Judges had a clear favorite in the National Grammar Day Tweeted Haiku Contest. The winning entry whimsically combines doge words and the because x construction for a nontraditional approach to grammar:
Wow. Very poem
(If you’re not familiar with the doge meme, it’s somewhat inscrutable. But here is a primer: http://knowyourmeme.com/memes/doge.)
Nancy Friedman (@Fritinancy), a name developer in San Francisco, submitted the winning entry. She blogs about language as Fritinancy (http://nancyfriedman.typepad.com) and is a regular contributor to Visual Thesaurus. Here title is “chief wordworker” at her company, Wordworking.
“I was inspired by Gretchen McCulloch’s ‘A Linguist Explains the Grammar of Doge’ and by the American Dialect Society word of the year for 2013, because,” Friedman said in an e-mail. “Put them together and what do you get? Five syllables, seven syllables, five.”
This is not Friedman’s first brush with haiku fame. She won third place in last year’s National Grammar Day Tweeted Haiku Contest, and she won a haiku contest in 11th grade.
“I won a copy of ‘A Treasury of Modern Verse,’ whose tattered remnant still has a place of honor on my bookshelf,” she said. “In college I wrote sonnets – in English and in Spanish. Yes, I was insufferable.
“These days I occasionally write rhyming toasts and silly song lyrics. I may try writing a piem for Pi Day (March 14). ”
Friedman wasn’t alone in doge-thinking. Rachel Kamins (@MsKFlax) went for the full effect with the requisite Shiba Inu photo when she submitted this entry:
doge haiku. amaze.
much brief. such japanese.
very poem. wow.
Judges preferred a different treatment by Kamins for second place in the contest:
singular pronoun: I hope
someday we’ll find them.
“I look forward to the day when ‘they’ is fully accepted as a gender-neutral singular pronoun,” Kamins said in an e-mail. Kamins is a copy editor for the Federal Reserve Board in Washington D.C. and also does some freelance copy editing.

▶ Description of the task
List every person the article about the haiku contest names by full name. The lines that come next have no connection to the article about the haiku contest.

▶ Extracted entries
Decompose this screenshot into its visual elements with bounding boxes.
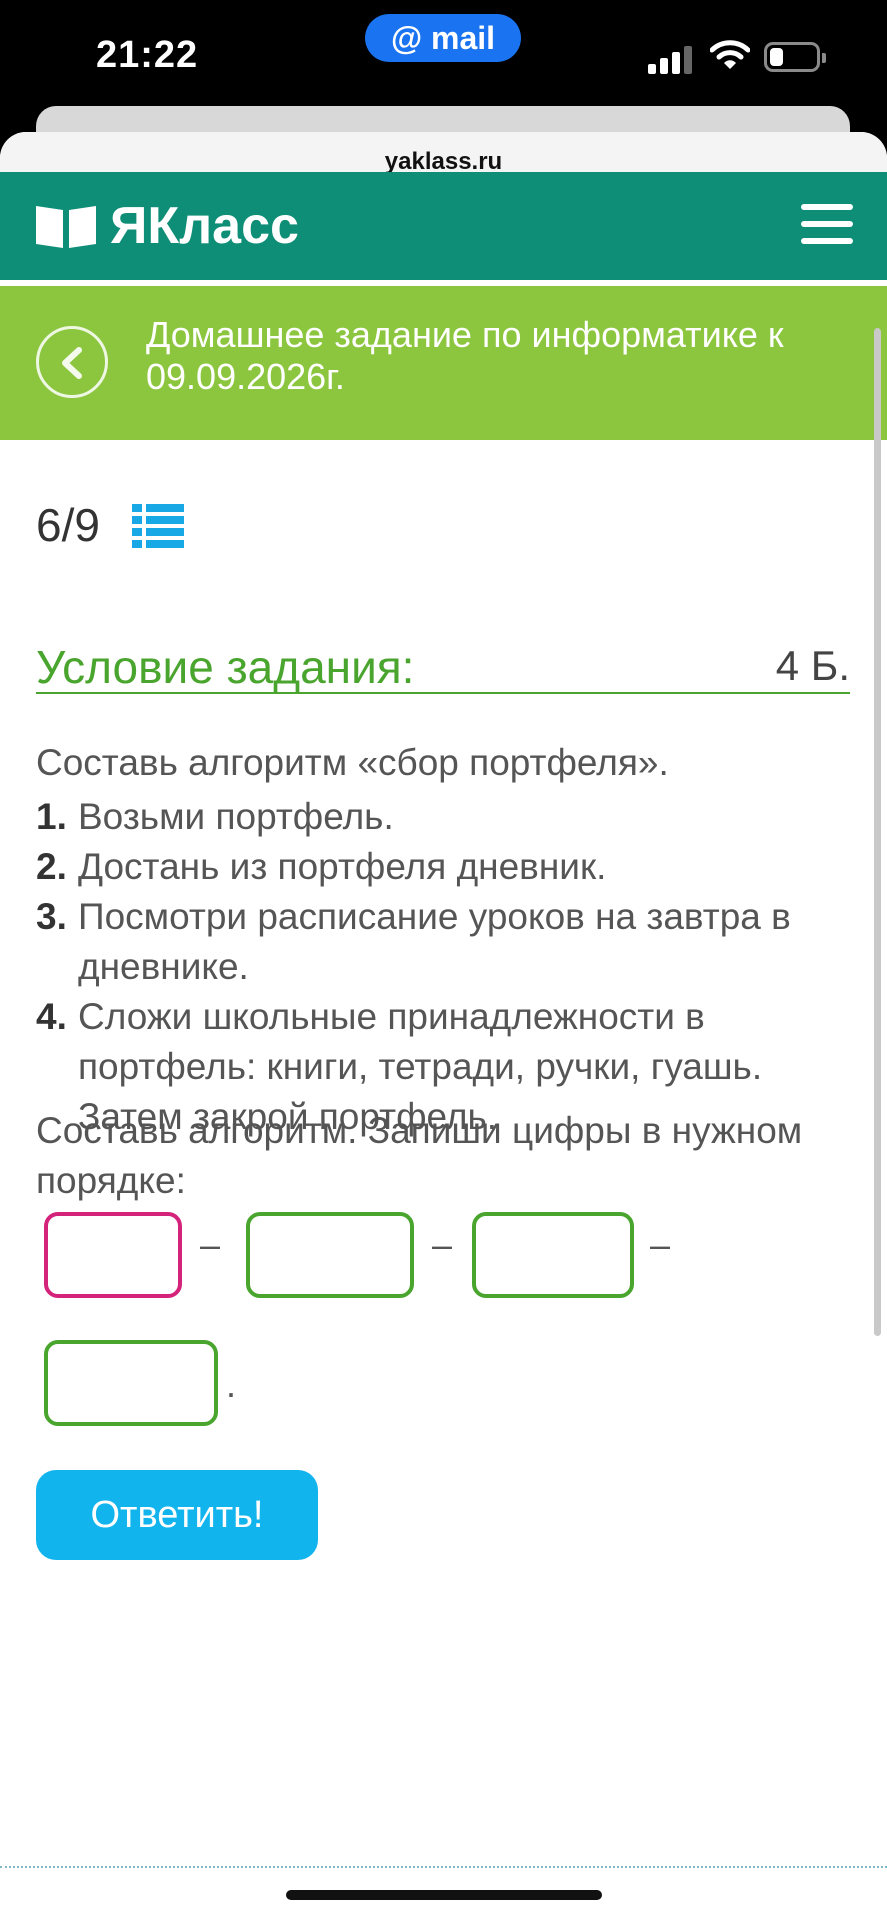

==

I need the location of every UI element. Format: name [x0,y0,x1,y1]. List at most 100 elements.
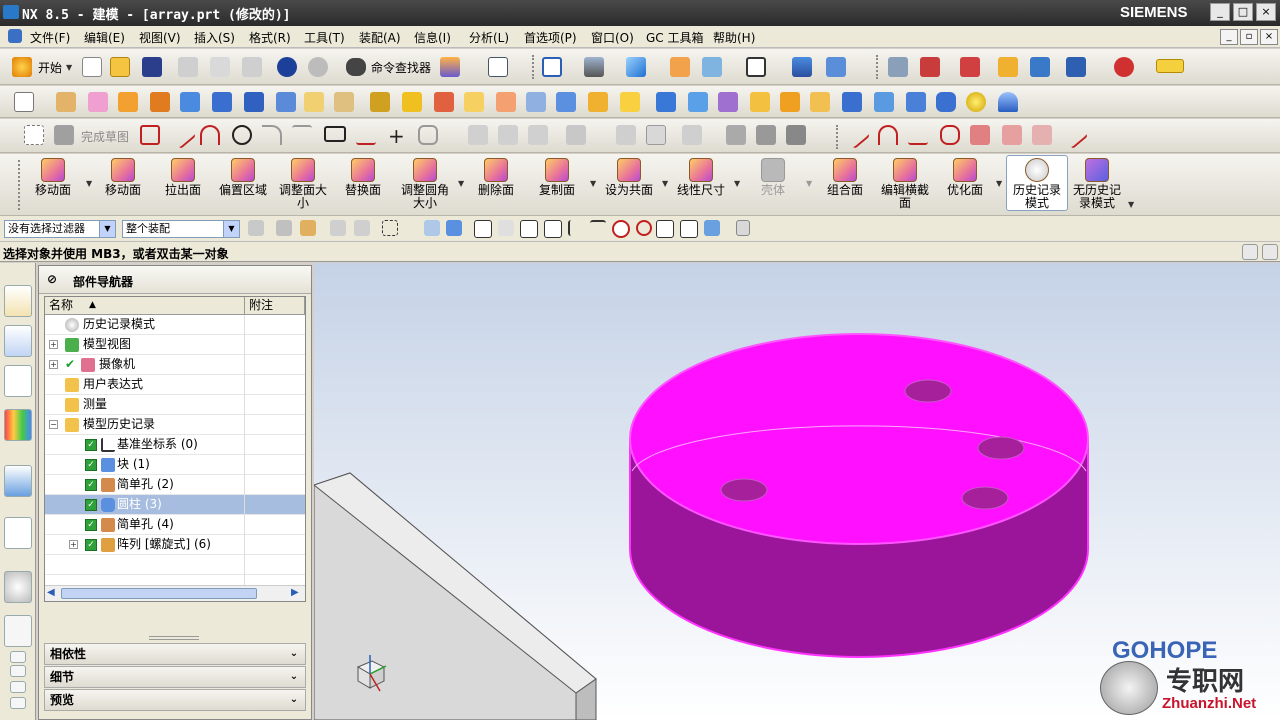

▶ Solution to this problem
Nancy Friedman
Gretchen McCulloch
Rachel Kamins